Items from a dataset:
-=-=-=-=-

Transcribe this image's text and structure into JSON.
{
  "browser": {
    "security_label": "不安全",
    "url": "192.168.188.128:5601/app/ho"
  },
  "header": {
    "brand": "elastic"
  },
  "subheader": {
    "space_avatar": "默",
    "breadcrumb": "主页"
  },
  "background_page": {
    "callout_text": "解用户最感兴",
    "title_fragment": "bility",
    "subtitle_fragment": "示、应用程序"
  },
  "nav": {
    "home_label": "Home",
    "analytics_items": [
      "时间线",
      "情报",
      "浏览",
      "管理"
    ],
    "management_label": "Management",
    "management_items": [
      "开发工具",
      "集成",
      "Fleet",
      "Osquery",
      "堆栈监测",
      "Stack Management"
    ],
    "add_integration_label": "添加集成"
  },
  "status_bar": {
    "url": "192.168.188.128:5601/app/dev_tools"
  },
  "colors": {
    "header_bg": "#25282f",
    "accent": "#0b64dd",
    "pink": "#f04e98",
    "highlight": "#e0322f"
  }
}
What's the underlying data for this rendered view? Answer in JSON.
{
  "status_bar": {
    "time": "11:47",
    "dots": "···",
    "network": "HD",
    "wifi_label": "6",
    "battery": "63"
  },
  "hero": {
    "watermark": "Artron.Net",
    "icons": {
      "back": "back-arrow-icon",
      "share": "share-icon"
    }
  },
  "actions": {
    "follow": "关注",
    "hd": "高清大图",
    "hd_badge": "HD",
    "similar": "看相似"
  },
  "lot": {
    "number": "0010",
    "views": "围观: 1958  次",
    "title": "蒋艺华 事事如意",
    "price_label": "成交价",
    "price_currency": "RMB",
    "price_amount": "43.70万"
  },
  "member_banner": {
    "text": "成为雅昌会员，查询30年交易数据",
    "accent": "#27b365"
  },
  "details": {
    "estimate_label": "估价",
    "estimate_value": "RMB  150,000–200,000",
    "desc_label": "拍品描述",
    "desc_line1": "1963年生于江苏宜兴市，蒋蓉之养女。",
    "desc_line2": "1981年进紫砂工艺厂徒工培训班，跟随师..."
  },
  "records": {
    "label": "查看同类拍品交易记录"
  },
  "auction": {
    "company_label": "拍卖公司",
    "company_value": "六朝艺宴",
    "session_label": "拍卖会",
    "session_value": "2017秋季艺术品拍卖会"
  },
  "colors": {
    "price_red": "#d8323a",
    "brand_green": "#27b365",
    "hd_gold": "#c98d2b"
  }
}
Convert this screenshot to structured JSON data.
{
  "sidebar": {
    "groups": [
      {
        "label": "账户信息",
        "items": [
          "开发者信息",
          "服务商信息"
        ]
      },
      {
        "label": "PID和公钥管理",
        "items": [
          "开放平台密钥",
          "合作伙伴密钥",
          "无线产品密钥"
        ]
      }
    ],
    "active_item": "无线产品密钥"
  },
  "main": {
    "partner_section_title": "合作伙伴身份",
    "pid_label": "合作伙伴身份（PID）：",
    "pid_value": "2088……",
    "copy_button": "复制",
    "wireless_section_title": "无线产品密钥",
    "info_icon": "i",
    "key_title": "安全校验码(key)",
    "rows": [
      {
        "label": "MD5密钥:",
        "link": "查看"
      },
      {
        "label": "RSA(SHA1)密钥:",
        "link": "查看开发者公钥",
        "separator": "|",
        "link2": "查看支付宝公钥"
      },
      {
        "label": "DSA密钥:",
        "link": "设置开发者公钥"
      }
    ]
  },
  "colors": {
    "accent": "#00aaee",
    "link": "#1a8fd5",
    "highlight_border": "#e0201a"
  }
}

-=-=-=-=-

### Given request
Output every line above without altering anything.

### Expected answer
Transcribe this image's text and structure into JSON.
{
  "browser": {
    "security_label": "不安全",
    "url": "192.168.188.128:5601/app/ho"
  },
  "header": {
    "brand": "elastic"
  },
  "subheader": {
    "space_avatar": "默",
    "breadcrumb": "主页"
  },
  "background_page": {
    "callout_text": "解用户最感兴",
    "title_fragment": "bility",
    "subtitle_fragment": "示、应用程序"
  },
  "nav": {
    "home_label": "Home",
    "analytics_items": [
      "时间线",
      "情报",
      "浏览",
      "管理"
    ],
    "management_label": "Management",
    "management_items": [
      "开发工具",
      "集成",
      "Fleet",
      "Osquery",
      "堆栈监测",
      "Stack Management"
    ],
    "add_integration_label": "添加集成"
  },
  "status_bar": {
    "url": "192.168.188.128:5601/app/dev_tools"
  },
  "colors": {
    "header_bg": "#25282f",
    "accent": "#0b64dd",
    "pink": "#f04e98",
    "highlight": "#e0322f"
  }
}
What's the underlying data for this rendered view? Answer in JSON.
{
  "status_bar": {
    "time": "11:47",
    "dots": "···",
    "network": "HD",
    "wifi_label": "6",
    "battery": "63"
  },
  "hero": {
    "watermark": "Artron.Net",
    "icons": {
      "back": "back-arrow-icon",
      "share": "share-icon"
    }
  },
  "actions": {
    "follow": "关注",
    "hd": "高清大图",
    "hd_badge": "HD",
    "similar": "看相似"
  },
  "lot": {
    "number": "0010",
    "views": "围观: 1958  次",
    "title": "蒋艺华 事事如意",
    "price_label": "成交价",
    "price_currency": "RMB",
    "price_amount": "43.70万"
  },
  "member_banner": {
    "text": "成为雅昌会员，查询30年交易数据",
    "accent": "#27b365"
  },
  "details": {
    "estimate_label": "估价",
    "estimate_value": "RMB  150,000–200,000",
    "desc_label": "拍品描述",
    "desc_line1": "1963年生于江苏宜兴市，蒋蓉之养女。",
    "desc_line2": "1981年进紫砂工艺厂徒工培训班，跟随师..."
  },
  "records": {
    "label": "查看同类拍品交易记录"
  },
  "auction": {
    "company_label": "拍卖公司",
    "company_value": "六朝艺宴",
    "session_label": "拍卖会",
    "session_value": "2017秋季艺术品拍卖会"
  },
  "colors": {
    "price_red": "#d8323a",
    "brand_green": "#27b365",
    "hd_gold": "#c98d2b"
  }
}
Convert this screenshot to structured JSON data.
{
  "sidebar": {
    "groups": [
      {
        "label": "账户信息",
        "items": [
          "开发者信息",
          "服务商信息"
        ]
      },
      {
        "label": "PID和公钥管理",
        "items": [
          "开放平台密钥",
          "合作伙伴密钥",
          "无线产品密钥"
        ]
      }
    ],
    "active_item": "无线产品密钥"
  },
  "main": {
    "partner_section_title": "合作伙伴身份",
    "pid_label": "合作伙伴身份（PID）：",
    "pid_value": "2088……",
    "copy_button": "复制",
    "wireless_section_title": "无线产品密钥",
    "info_icon": "i",
    "key_title": "安全校验码(key)",
    "rows": [
      {
        "label": "MD5密钥:",
        "link": "查看"
      },
      {
        "label": "RSA(SHA1)密钥:",
        "link": "查看开发者公钥",
        "separator": "|",
        "link2": "查看支付宝公钥"
      },
      {
        "label": "DSA密钥:",
        "link": "设置开发者公钥"
      }
    ]
  },
  "colors": {
    "accent": "#00aaee",
    "link": "#1a8fd5",
    "highlight_border": "#e0201a"
  }
}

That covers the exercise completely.